** start of READING TEXT **

Are there specific things you can point to that are harder for your family as a whole, or just for you as a parent, than you would say is typical?

 

This is a question I am being asked in a podcast interview tomorrow.  I wanted to blog about it because I can’t stop thinking about it.  I always am thinking about how life is more difficult for my son…but what about us as a family, or me as a parent?

 

Parenting is very hard; any parent will tell you that.  It is exhausting and energy-draining, time-stealing and anxiety-causing.  But being the parent of neurodivergent kids takes this to a whole new level.

 

How is life more difficult for us?

 

From the moment we wake up to the moment we go to bed, we are walking on eggshells.  Every moment is planned around and scaffolded.  My son needs to eat the same granola every morning, so we need to have that granola here, or all hell breaks loose.  He likes his green bowl with the handle, and no-one, absolutely no-one, can sit at his stool at the breakfast bar.  But these are all simple things…

 

How about leaving the house?  Yes, we have the regular searching for lost shoes.  But my son also needs to have the right socks on, and only one pair in seven will be right, and that is after a lot of trials and plenty of tears.  We need to take food with us everywhere we go, because of my son’s very limited diet, and need to snack at random times.  Then there comes my son’s general anxiety about leaving the house.  This manifests in a few different ways: tantrums, meltdowns, shouting, aggression, refusing and dragging feet.  This happens just about every time we go anywhere, even when it is somewhere he is looking forward to going.  This stress causes my already emotional daughter to break down into tears, so do I comfort her, or help my son find the right socks?  Is this all so bad?  Not if it is only once or twice…but five days a week, for hmmmm, a good four years now and no end in sight?  It is utterly exhausting, and frustrating.  Being verbally abused when you’re on your way to take your kids swimming with their friends when you yourself would rather be home doing your own thing leaves you feeling rather underappreciated!

** end of READING TEXT **

JOBS
**1)** In the blog post, what kind of bowl does the son like at breakfast?
**2)** Duplicate a section of the blog post, starting at "This is a question" and ending at "whole new level.".
**3)** Turn the blog post paragraph that begins "From the moment we wake up" into a short list that keeps its main facts.
These items have no connection to the blog post.

** start of DATA SUPPLIED **

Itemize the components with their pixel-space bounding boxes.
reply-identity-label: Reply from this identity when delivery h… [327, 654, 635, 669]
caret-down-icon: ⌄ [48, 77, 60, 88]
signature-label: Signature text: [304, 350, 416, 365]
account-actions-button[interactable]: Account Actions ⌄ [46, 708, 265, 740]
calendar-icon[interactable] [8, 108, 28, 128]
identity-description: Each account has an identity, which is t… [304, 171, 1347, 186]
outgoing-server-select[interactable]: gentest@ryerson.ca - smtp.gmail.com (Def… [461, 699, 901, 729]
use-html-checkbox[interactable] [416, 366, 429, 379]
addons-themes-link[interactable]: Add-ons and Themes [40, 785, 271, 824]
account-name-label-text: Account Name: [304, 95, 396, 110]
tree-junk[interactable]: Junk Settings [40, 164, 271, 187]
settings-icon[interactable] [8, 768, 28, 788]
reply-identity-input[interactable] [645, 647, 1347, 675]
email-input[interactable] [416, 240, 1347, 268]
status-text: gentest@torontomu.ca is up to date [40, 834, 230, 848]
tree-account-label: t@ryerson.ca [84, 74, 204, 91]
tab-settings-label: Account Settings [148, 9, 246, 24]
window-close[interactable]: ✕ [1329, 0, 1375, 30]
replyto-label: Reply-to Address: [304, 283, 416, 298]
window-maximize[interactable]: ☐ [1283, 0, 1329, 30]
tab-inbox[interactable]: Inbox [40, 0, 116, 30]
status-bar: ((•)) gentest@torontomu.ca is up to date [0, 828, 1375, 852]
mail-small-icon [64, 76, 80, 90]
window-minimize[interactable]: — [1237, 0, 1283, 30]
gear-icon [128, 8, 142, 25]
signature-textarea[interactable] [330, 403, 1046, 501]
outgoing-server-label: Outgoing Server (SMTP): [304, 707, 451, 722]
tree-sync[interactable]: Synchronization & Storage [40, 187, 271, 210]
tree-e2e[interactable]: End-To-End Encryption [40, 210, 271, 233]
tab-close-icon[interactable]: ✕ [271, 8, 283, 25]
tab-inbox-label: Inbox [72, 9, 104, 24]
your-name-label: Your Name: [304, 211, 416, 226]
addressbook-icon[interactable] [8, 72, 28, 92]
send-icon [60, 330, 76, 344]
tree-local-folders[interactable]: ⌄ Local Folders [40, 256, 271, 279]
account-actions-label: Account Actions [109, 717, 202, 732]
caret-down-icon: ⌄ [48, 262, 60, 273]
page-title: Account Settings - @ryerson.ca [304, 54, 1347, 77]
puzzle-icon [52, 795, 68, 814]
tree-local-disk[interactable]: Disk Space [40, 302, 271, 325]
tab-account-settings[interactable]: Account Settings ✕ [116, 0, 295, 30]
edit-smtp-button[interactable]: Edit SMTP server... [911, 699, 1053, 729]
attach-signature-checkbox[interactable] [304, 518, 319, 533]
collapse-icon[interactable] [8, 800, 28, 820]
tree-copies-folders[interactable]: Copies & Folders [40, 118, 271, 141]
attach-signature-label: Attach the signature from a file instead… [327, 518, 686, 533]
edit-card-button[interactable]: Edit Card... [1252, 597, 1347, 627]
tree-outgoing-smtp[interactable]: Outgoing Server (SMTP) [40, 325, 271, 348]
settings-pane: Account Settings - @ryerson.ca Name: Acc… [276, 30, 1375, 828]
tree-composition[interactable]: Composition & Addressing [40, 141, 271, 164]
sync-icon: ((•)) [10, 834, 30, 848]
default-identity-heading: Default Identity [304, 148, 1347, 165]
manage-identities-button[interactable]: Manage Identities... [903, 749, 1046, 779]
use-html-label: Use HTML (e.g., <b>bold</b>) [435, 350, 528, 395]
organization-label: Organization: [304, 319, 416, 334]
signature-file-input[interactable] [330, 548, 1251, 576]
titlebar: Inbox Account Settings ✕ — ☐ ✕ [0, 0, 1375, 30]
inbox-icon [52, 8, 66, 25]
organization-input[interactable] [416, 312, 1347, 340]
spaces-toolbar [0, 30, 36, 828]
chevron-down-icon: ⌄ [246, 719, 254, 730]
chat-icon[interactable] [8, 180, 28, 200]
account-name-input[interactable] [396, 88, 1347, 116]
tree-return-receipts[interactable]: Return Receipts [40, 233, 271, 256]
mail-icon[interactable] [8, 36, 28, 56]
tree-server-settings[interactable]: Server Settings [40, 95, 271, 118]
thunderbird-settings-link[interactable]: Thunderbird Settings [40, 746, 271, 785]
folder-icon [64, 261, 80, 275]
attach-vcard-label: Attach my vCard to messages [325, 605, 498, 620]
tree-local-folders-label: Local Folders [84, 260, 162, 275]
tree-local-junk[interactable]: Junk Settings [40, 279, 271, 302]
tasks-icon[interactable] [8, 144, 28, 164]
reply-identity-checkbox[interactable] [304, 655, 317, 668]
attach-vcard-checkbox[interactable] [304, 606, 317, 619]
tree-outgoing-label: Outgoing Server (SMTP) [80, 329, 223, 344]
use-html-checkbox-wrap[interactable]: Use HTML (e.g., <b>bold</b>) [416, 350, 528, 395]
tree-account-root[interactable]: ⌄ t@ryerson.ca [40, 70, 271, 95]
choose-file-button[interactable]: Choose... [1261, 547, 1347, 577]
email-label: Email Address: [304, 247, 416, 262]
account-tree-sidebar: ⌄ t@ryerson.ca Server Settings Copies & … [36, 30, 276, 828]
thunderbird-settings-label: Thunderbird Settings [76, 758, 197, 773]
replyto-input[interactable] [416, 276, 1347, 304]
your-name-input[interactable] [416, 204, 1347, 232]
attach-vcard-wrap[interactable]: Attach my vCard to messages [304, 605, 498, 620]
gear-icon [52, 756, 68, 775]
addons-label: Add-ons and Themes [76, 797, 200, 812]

** end of DATA SUPPLIED **

ANSWERS FOR THIS EXERCISE
**1)** His green bowl with the handle.

**2)**
This is a question I am being asked in a podcast interview tomorrow.  I wanted to blog about it because I can’t stop thinking about it.  I always am thinking about how life is more difficult for my son…but what about us as a family, or me as a parent?

 

Parenting is very hard; any parent will tell you that.  It is exhausting and energy-draining, time-stealing and anxiety-causing.  But being the parent of neurodivergent kids takes this to a whole new level.

**3)**
- The family walks on eggshells from waking until bedtime, with every moment planned around and scaffolded.
- The son must eat the same granola every morning, so it has to be kept in the house.
- He likes his green bowl with the handle.
- No one may sit at his stool at the breakfast bar.
- These are all simple things.